◆ **TO DO**
Filter the entries, keeping every line with the word "grupo".

◆ **MATERIAL**
--- Start ---

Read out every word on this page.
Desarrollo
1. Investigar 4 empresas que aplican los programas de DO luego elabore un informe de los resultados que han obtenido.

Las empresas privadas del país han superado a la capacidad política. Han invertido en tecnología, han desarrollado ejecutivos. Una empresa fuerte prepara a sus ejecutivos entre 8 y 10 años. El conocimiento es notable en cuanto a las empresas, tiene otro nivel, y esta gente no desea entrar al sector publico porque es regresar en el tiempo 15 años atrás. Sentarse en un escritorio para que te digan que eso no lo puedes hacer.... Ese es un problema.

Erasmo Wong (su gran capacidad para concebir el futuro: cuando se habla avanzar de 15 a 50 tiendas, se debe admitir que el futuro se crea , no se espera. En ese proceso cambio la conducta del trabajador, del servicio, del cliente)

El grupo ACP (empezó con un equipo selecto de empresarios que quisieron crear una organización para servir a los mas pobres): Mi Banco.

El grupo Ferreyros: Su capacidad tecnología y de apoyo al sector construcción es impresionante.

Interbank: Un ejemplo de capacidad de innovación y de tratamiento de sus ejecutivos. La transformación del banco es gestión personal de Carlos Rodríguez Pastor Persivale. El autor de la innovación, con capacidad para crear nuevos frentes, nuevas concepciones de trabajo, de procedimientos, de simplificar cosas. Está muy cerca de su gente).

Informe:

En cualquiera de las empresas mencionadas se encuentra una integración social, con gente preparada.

--- End ---

◆ **TASK RESULT**
El grupo ACP (empezó con un equipo selecto de empresarios que quisieron crear una organización para servir a los mas pobres): Mi Banco.
El grupo Ferreyros: Su capacidad tecnología y de apoyo al sector construcción es impresionante.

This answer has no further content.